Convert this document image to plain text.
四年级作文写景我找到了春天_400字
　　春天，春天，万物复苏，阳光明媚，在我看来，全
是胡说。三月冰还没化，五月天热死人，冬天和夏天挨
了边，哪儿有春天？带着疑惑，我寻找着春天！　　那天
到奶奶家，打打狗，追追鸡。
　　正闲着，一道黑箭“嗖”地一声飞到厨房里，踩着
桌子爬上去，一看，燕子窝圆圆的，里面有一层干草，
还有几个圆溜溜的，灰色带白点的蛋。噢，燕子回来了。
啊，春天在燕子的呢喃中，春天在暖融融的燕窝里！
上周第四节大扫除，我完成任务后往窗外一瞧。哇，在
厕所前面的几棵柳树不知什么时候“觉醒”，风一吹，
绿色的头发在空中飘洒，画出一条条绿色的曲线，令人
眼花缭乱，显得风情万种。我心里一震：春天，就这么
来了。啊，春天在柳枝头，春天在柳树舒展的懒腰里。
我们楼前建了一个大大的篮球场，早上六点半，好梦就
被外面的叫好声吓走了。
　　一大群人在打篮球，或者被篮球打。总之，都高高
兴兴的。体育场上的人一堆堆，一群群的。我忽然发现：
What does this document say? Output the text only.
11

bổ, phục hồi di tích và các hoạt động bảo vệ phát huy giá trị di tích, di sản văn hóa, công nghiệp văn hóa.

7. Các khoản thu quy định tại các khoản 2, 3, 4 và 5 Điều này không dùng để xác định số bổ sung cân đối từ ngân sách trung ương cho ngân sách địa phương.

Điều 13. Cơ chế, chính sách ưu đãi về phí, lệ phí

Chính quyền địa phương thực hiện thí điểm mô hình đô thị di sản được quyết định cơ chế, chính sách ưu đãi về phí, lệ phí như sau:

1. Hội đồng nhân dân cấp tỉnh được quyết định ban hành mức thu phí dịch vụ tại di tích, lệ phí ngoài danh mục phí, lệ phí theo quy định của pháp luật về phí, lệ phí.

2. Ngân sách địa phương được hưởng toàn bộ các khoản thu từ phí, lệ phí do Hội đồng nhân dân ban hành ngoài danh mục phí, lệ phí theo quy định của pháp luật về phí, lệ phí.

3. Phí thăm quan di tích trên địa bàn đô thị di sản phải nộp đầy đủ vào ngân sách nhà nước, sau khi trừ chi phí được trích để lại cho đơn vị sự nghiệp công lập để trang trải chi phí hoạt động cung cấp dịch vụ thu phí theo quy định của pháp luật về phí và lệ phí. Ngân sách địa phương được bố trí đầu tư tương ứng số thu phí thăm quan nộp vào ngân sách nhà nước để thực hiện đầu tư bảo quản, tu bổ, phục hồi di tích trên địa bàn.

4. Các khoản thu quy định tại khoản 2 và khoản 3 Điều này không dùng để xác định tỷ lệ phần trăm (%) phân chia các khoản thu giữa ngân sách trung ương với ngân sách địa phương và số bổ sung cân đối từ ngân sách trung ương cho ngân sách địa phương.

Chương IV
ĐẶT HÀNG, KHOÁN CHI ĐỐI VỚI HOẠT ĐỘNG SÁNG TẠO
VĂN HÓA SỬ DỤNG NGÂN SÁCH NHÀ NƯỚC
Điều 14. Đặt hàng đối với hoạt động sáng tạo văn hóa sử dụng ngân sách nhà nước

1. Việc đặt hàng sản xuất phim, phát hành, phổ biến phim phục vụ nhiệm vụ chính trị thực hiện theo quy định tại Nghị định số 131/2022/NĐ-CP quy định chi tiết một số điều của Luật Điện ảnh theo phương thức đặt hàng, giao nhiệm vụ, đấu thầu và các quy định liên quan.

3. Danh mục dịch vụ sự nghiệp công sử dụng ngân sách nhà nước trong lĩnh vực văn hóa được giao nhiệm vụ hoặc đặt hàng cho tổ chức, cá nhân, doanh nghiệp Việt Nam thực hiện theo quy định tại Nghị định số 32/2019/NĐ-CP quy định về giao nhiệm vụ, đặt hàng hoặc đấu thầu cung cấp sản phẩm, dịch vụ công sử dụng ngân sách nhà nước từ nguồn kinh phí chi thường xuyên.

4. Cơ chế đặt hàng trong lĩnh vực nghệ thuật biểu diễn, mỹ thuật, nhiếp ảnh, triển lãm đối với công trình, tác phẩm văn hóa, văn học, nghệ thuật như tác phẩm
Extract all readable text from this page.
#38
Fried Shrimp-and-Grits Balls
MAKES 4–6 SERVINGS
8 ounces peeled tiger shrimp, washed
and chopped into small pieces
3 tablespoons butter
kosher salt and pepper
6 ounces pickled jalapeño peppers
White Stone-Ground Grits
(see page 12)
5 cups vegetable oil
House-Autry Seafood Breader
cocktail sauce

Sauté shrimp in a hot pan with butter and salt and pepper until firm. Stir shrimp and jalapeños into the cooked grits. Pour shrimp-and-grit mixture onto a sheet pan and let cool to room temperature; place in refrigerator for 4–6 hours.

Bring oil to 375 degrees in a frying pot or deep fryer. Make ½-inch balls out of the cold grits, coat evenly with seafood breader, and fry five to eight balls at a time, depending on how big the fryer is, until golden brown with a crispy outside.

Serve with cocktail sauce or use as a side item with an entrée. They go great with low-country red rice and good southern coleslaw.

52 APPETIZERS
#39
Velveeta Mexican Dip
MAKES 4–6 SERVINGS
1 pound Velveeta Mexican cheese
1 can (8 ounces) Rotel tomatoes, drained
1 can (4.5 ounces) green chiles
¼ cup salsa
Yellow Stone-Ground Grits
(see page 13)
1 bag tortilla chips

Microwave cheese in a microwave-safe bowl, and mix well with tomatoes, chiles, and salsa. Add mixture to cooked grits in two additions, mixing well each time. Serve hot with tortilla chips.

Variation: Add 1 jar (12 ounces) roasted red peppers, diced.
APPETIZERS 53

**Aim:**
Write down every line of the data exactly as it appears above.

**Output of the task:**
Convert this document image to plain text.
四年级作文写景我找到了春天_400字
　　春天，春天，万物复苏，阳光明媚，在我看来，全
是胡说。三月冰还没化，五月天热死人，冬天和夏天挨
了边，哪儿有春天？带着疑惑，我寻找着春天！　　那天
到奶奶家，打打狗，追追鸡。
　　正闲着，一道黑箭“嗖”地一声飞到厨房里，踩着
桌子爬上去，一看，燕子窝圆圆的，里面有一层干草，
还有几个圆溜溜的，灰色带白点的蛋。噢，燕子回来了。
啊，春天在燕子的呢喃中，春天在暖融融的燕窝里！
上周第四节大扫除，我完成任务后往窗外一瞧。哇，在
厕所前面的几棵柳树不知什么时候“觉醒”，风一吹，
绿色的头发在空中飘洒，画出一条条绿色的曲线，令人
眼花缭乱，显得风情万种。我心里一震：春天，就这么
来了。啊，春天在柳枝头，春天在柳树舒展的懒腰里。
我们楼前建了一个大大的篮球场，早上六点半，好梦就
被外面的叫好声吓走了。
　　一大群人在打篮球，或者被篮球打。总之，都高高
兴兴的。体育场上的人一堆堆，一群群的。我忽然发现：
What does this document say? Output the text only.
11

bổ, phục hồi di tích và các hoạt động bảo vệ phát huy giá trị di tích, di sản văn hóa, công nghiệp văn hóa.

7. Các khoản thu quy định tại các khoản 2, 3, 4 và 5 Điều này không dùng để xác định số bổ sung cân đối từ ngân sách trung ương cho ngân sách địa phương.

Điều 13. Cơ chế, chính sách ưu đãi về phí, lệ phí

Chính quyền địa phương thực hiện thí điểm mô hình đô thị di sản được quyết định cơ chế, chính sách ưu đãi về phí, lệ phí như sau:

1. Hội đồng nhân dân cấp tỉnh được quyết định ban hành mức thu phí dịch vụ tại di tích, lệ phí ngoài danh mục phí, lệ phí theo quy định của pháp luật về phí, lệ phí.

2. Ngân sách địa phương được hưởng toàn bộ các khoản thu từ phí, lệ phí do Hội đồng nhân dân ban hành ngoài danh mục phí, lệ phí theo quy định của pháp luật về phí, lệ phí.

3. Phí thăm quan di tích trên địa bàn đô thị di sản phải nộp đầy đủ vào ngân sách nhà nước, sau khi trừ chi phí được trích để lại cho đơn vị sự nghiệp công lập để trang trải chi phí hoạt động cung cấp dịch vụ thu phí theo quy định của pháp luật về phí và lệ phí. Ngân sách địa phương được bố trí đầu tư tương ứng số thu phí thăm quan nộp vào ngân sách nhà nước để thực hiện đầu tư bảo quản, tu bổ, phục hồi di tích trên địa bàn.

4. Các khoản thu quy định tại khoản 2 và khoản 3 Điều này không dùng để xác định tỷ lệ phần trăm (%) phân chia các khoản thu giữa ngân sách trung ương với ngân sách địa phương và số bổ sung cân đối từ ngân sách trung ương cho ngân sách địa phương.

Chương IV
ĐẶT HÀNG, KHOÁN CHI ĐỐI VỚI HOẠT ĐỘNG SÁNG TẠO
VĂN HÓA SỬ DỤNG NGÂN SÁCH NHÀ NƯỚC
Điều 14. Đặt hàng đối với hoạt động sáng tạo văn hóa sử dụng ngân sách nhà nước

1. Việc đặt hàng sản xuất phim, phát hành, phổ biến phim phục vụ nhiệm vụ chính trị thực hiện theo quy định tại Nghị định số 131/2022/NĐ-CP quy định chi tiết một số điều của Luật Điện ảnh theo phương thức đặt hàng, giao nhiệm vụ, đấu thầu và các quy định liên quan.

3. Danh mục dịch vụ sự nghiệp công sử dụng ngân sách nhà nước trong lĩnh vực văn hóa được giao nhiệm vụ hoặc đặt hàng cho tổ chức, cá nhân, doanh nghiệp Việt Nam thực hiện theo quy định tại Nghị định số 32/2019/NĐ-CP quy định về giao nhiệm vụ, đặt hàng hoặc đấu thầu cung cấp sản phẩm, dịch vụ công sử dụng ngân sách nhà nước từ nguồn kinh phí chi thường xuyên.

4. Cơ chế đặt hàng trong lĩnh vực nghệ thuật biểu diễn, mỹ thuật, nhiếp ảnh, triển lãm đối với công trình, tác phẩm văn hóa, văn học, nghệ thuật như tác phẩm
Extract all readable text from this page.
#38
Fried Shrimp-and-Grits Balls
MAKES 4–6 SERVINGS
8 ounces peeled tiger shrimp, washed
and chopped into small pieces
3 tablespoons butter
kosher salt and pepper
6 ounces pickled jalapeño peppers
White Stone-Ground Grits
(see page 12)
5 cups vegetable oil
House-Autry Seafood Breader
cocktail sauce

Sauté shrimp in a hot pan with butter and salt and pepper until firm. Stir shrimp and jalapeños into the cooked grits. Pour shrimp-and-grit mixture onto a sheet pan and let cool to room temperature; place in refrigerator for 4–6 hours.

Bring oil to 375 degrees in a frying pot or deep fryer. Make ½-inch balls out of the cold grits, coat evenly with seafood breader, and fry five to eight balls at a time, depending on how big the fryer is, until golden brown with a crispy outside.

Serve with cocktail sauce or use as a side item with an entrée. They go great with low-country red rice and good southern coleslaw.

52 APPETIZERS
#39
Velveeta Mexican Dip
MAKES 4–6 SERVINGS
1 pound Velveeta Mexican cheese
1 can (8 ounces) Rotel tomatoes, drained
1 can (4.5 ounces) green chiles
¼ cup salsa
Yellow Stone-Ground Grits
(see page 13)
1 bag tortilla chips

Microwave cheese in a microwave-safe bowl, and mix well with tomatoes, chiles, and salsa. Add mixture to cooked grits in two additions, mixing well each time. Serve hot with tortilla chips.

Variation: Add 1 jar (12 ounces) roasted red peppers, diced.
APPETIZERS 53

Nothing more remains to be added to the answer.